--- Start of RECORDED INFORMATION ---
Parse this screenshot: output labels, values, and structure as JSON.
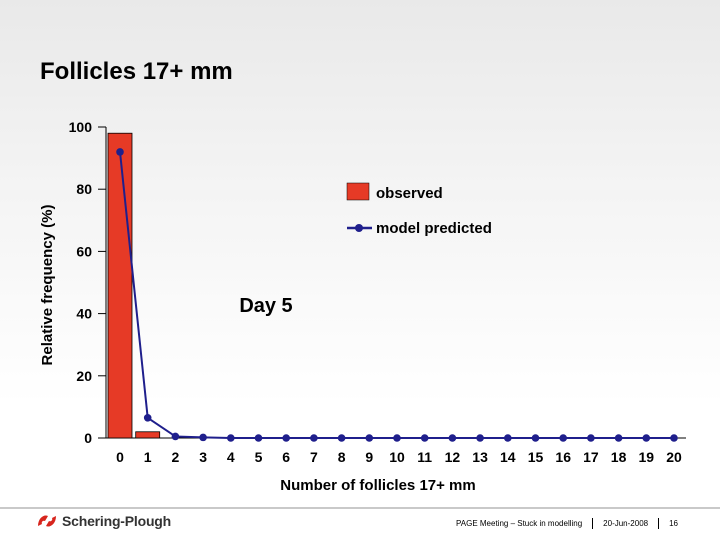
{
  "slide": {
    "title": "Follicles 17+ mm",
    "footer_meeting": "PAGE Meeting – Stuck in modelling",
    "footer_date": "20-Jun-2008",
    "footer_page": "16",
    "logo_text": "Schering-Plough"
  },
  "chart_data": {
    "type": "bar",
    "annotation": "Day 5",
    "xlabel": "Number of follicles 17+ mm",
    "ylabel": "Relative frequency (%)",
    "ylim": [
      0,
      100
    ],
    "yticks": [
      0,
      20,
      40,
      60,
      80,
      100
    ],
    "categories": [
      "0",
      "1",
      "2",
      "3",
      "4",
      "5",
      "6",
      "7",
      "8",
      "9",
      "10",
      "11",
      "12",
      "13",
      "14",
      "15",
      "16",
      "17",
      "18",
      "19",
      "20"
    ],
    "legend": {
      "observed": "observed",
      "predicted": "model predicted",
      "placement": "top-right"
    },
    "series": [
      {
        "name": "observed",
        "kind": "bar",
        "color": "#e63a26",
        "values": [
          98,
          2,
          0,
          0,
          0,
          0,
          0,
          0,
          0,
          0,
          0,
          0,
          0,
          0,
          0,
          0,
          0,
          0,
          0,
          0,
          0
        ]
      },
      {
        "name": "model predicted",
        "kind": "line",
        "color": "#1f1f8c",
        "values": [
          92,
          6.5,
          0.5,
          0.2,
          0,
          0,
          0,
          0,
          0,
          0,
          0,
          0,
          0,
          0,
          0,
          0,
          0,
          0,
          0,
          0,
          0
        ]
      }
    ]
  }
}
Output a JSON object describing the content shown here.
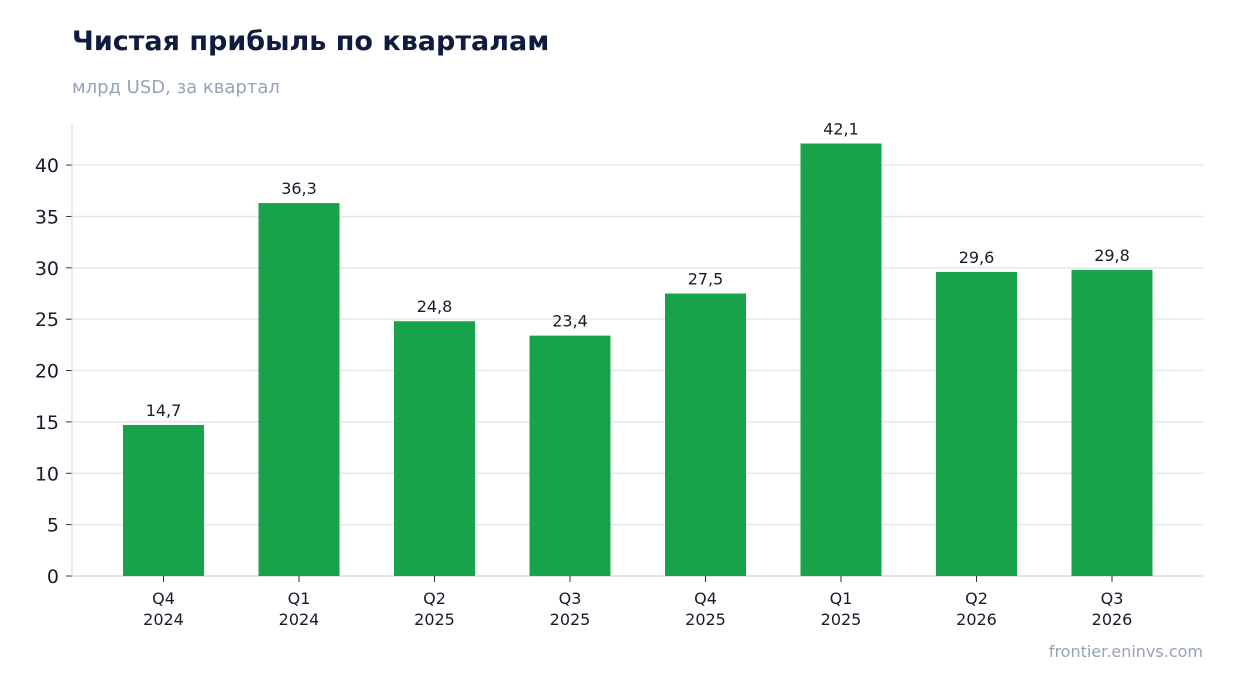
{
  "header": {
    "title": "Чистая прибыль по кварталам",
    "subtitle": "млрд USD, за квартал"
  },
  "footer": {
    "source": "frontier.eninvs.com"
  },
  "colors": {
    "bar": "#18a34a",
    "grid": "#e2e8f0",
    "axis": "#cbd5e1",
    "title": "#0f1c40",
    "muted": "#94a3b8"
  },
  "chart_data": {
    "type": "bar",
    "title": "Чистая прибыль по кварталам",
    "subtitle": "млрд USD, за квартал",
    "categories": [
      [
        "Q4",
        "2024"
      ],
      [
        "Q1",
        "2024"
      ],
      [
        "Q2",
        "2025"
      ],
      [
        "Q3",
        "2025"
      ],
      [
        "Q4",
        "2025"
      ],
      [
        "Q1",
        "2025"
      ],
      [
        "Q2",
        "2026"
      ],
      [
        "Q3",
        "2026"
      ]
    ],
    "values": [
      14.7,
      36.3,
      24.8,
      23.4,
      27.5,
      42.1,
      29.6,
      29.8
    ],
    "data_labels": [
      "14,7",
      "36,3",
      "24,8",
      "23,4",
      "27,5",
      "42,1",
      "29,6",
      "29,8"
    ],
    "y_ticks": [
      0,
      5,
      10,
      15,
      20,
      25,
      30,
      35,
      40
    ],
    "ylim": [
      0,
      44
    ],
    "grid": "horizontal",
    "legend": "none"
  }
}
--- End of RECORDED INFORMATION ---
# TASK TO CARRY OUT
Without the pictures, restate all of the entries above verbatim.

# SOLUTION
Parse this screenshot: output labels, values, and structure as JSON.
{
  "slide": {
    "title": "Follicles 17+ mm",
    "footer_meeting": "PAGE Meeting – Stuck in modelling",
    "footer_date": "20-Jun-2008",
    "footer_page": "16",
    "logo_text": "Schering-Plough"
  },
  "chart_data": {
    "type": "bar",
    "annotation": "Day 5",
    "xlabel": "Number of follicles 17+ mm",
    "ylabel": "Relative frequency (%)",
    "ylim": [
      0,
      100
    ],
    "yticks": [
      0,
      20,
      40,
      60,
      80,
      100
    ],
    "categories": [
      "0",
      "1",
      "2",
      "3",
      "4",
      "5",
      "6",
      "7",
      "8",
      "9",
      "10",
      "11",
      "12",
      "13",
      "14",
      "15",
      "16",
      "17",
      "18",
      "19",
      "20"
    ],
    "legend": {
      "observed": "observed",
      "predicted": "model predicted",
      "placement": "top-right"
    },
    "series": [
      {
        "name": "observed",
        "kind": "bar",
        "color": "#e63a26",
        "values": [
          98,
          2,
          0,
          0,
          0,
          0,
          0,
          0,
          0,
          0,
          0,
          0,
          0,
          0,
          0,
          0,
          0,
          0,
          0,
          0,
          0
        ]
      },
      {
        "name": "model predicted",
        "kind": "line",
        "color": "#1f1f8c",
        "values": [
          92,
          6.5,
          0.5,
          0.2,
          0,
          0,
          0,
          0,
          0,
          0,
          0,
          0,
          0,
          0,
          0,
          0,
          0,
          0,
          0,
          0,
          0
        ]
      }
    ]
  }
}
Output a JSON object describing the content shown here.
{
  "header": {
    "title": "Чистая прибыль по кварталам",
    "subtitle": "млрд USD, за квартал"
  },
  "footer": {
    "source": "frontier.eninvs.com"
  },
  "colors": {
    "bar": "#18a34a",
    "grid": "#e2e8f0",
    "axis": "#cbd5e1",
    "title": "#0f1c40",
    "muted": "#94a3b8"
  },
  "chart_data": {
    "type": "bar",
    "title": "Чистая прибыль по кварталам",
    "subtitle": "млрд USD, за квартал",
    "categories": [
      [
        "Q4",
        "2024"
      ],
      [
        "Q1",
        "2024"
      ],
      [
        "Q2",
        "2025"
      ],
      [
        "Q3",
        "2025"
      ],
      [
        "Q4",
        "2025"
      ],
      [
        "Q1",
        "2025"
      ],
      [
        "Q2",
        "2026"
      ],
      [
        "Q3",
        "2026"
      ]
    ],
    "values": [
      14.7,
      36.3,
      24.8,
      23.4,
      27.5,
      42.1,
      29.6,
      29.8
    ],
    "data_labels": [
      "14,7",
      "36,3",
      "24,8",
      "23,4",
      "27,5",
      "42,1",
      "29,6",
      "29,8"
    ],
    "y_ticks": [
      0,
      5,
      10,
      15,
      20,
      25,
      30,
      35,
      40
    ],
    "ylim": [
      0,
      44
    ],
    "grid": "horizontal",
    "legend": "none"
  }
}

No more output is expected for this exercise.